▶ **Task objective**
Reproduce the passage of the Ben Hur post between "And her clothing" and "had an income.", inclusive, word for word.

Wednesday, August 30, 2023

Ben Hur,, the novel, part 13

We are up to Book II chapter 5 of Ben Hur and you stayed with me!

I’m skipping chapter 5 because you would be better off spending your time reading your Bible and reading real history, not Wallace’s faked hash, and going to chapter 6 we meet a new character, Tirzah, the daughter of the house. 

And her clothing is all wrong. Jewish women did not expose their bodies, even at home. Her arms should be covered at least from shoulder to elbow.  And you should be going “say what?”

I just said a couple of posts ago that when a man dies and leaves a widow, sons and daughters, the mother and sons can join to marry off an underage daughter. They can’t do this for a grown daughter, but she must be supported from the income of the man’s property. The son gets a job or goes begging to have an income.

Except.

Judah’s father could have written a deed of gift to Judah either before his death or while on his deathbed. The deed was valid in either case, except that on his deathbed the father had to reserve some of the property to himself. Then if he recovered he had an income.

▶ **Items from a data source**
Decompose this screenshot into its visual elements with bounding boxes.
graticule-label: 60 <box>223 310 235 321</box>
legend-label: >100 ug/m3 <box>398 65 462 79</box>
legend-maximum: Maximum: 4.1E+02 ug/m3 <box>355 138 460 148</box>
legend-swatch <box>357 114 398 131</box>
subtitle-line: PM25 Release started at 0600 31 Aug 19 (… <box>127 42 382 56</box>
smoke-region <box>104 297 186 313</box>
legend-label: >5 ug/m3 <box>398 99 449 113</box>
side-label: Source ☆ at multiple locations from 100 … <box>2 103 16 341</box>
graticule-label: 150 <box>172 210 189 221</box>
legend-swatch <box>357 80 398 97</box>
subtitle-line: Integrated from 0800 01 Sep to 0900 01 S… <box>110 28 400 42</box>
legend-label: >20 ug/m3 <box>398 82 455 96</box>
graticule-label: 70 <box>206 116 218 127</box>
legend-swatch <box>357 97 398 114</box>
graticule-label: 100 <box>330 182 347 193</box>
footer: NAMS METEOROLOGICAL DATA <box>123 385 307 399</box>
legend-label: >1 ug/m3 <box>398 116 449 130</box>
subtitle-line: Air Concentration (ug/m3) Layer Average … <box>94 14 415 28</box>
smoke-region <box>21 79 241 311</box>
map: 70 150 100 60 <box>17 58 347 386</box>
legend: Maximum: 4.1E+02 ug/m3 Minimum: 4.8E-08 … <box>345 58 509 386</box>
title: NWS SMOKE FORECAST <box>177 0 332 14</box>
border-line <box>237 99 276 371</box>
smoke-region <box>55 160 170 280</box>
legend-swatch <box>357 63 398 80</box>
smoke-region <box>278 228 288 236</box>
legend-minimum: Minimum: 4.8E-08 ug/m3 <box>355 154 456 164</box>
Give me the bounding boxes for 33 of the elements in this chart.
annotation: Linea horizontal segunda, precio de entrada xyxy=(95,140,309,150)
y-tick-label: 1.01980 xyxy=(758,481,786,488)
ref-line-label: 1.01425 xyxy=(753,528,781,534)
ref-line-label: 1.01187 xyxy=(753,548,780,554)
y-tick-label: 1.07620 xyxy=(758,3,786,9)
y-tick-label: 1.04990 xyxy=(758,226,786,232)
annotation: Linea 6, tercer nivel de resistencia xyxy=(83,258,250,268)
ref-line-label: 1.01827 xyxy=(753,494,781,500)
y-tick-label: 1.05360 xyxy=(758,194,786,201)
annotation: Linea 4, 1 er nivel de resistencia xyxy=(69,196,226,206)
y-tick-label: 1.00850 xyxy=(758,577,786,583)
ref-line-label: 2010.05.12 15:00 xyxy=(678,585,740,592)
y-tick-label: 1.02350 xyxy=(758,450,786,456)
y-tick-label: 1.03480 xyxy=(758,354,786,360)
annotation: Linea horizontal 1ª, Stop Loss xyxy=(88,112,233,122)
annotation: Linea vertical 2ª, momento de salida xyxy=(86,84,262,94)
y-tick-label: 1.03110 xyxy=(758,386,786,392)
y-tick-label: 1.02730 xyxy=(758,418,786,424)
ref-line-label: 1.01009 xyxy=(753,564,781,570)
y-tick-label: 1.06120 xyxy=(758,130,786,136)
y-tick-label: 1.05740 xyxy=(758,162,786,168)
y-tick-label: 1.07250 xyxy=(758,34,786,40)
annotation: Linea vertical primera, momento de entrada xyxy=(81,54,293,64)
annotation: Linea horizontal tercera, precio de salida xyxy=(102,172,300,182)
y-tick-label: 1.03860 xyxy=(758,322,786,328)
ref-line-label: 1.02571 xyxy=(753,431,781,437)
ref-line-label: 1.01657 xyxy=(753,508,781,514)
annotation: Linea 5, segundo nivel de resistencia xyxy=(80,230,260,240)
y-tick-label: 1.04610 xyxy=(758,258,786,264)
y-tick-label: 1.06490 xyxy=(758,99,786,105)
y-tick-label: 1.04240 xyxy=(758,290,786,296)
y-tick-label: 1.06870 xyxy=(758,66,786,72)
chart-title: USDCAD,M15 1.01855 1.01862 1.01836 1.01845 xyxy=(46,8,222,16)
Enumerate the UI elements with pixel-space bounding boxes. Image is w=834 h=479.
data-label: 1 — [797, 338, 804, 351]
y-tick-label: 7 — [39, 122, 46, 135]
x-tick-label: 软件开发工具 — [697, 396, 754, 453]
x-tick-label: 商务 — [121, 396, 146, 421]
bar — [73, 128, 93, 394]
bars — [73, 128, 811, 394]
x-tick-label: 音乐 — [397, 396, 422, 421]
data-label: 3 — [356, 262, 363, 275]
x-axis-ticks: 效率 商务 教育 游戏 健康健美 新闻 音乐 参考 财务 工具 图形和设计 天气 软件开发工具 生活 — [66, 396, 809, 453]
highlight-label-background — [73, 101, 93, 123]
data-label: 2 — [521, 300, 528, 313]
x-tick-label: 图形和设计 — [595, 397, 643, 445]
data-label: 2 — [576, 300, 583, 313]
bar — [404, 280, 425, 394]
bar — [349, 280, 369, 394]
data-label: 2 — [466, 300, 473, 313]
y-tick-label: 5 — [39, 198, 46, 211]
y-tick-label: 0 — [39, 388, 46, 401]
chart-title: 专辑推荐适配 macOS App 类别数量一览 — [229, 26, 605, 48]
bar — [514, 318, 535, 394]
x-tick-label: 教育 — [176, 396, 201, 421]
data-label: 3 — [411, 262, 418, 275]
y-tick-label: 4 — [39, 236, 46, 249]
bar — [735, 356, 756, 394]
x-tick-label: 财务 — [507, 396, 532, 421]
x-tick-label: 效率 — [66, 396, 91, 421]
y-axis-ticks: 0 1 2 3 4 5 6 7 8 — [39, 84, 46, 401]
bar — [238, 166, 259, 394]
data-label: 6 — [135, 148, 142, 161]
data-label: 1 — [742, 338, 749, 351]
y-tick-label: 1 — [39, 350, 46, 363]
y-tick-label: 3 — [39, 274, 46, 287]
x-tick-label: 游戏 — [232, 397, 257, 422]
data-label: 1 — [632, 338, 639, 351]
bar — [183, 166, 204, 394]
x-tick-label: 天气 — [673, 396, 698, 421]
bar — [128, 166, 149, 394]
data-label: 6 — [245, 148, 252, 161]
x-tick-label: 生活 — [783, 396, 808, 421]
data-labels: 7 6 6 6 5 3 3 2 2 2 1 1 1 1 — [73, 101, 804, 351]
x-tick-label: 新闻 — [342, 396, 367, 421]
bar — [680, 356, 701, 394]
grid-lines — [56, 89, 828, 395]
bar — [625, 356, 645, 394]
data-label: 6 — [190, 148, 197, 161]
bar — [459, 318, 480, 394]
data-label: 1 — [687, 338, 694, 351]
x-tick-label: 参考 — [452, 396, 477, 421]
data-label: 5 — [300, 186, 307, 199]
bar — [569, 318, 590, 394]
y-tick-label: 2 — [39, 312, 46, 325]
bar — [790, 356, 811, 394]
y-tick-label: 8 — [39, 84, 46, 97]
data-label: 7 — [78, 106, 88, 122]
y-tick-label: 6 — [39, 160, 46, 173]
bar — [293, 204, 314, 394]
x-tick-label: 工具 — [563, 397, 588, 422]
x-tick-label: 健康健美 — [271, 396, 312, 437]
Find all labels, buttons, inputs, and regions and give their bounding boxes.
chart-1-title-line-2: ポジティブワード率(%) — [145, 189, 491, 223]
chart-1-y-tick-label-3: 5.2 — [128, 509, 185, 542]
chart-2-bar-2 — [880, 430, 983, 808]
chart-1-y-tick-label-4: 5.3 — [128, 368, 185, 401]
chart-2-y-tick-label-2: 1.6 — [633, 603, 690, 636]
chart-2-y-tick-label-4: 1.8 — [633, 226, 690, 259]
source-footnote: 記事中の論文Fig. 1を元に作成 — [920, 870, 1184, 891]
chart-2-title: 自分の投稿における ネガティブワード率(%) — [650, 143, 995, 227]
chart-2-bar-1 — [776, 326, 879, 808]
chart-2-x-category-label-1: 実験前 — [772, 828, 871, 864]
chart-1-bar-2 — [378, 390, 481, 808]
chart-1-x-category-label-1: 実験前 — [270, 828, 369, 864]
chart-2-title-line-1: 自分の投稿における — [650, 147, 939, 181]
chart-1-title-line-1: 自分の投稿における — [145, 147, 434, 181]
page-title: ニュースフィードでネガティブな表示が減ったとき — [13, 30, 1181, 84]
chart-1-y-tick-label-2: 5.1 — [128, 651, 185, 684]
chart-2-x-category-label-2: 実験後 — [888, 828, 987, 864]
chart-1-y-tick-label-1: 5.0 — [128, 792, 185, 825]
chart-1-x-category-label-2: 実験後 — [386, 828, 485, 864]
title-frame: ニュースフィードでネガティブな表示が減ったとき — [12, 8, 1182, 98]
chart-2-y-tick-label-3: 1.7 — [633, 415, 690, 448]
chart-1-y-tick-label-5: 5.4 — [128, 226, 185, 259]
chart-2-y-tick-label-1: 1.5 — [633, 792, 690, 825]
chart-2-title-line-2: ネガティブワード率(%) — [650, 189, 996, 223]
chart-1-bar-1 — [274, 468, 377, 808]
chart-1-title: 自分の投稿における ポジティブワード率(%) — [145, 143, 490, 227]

▶ **Completed exercise**
And her clothing is all wrong. Jewish women did not expose their bodies, even at home. Her arms should be covered at least from shoulder to elbow.  And you should be going “say what?”

I just said a couple of posts ago that when a man dies and leaves a widow, sons and daughters, the mother and sons can join to marry off an underage daughter. They can’t do this for a grown daughter, but she must be supported from the income of the man’s property. The son gets a job or goes begging to have an income.

Except.

Judah’s father could have written a deed of gift to Judah either before his death or while on his deathbed. The deed was valid in either case, except that on his deathbed the father had to reserve some of the property to himself. Then if he recovered he had an income.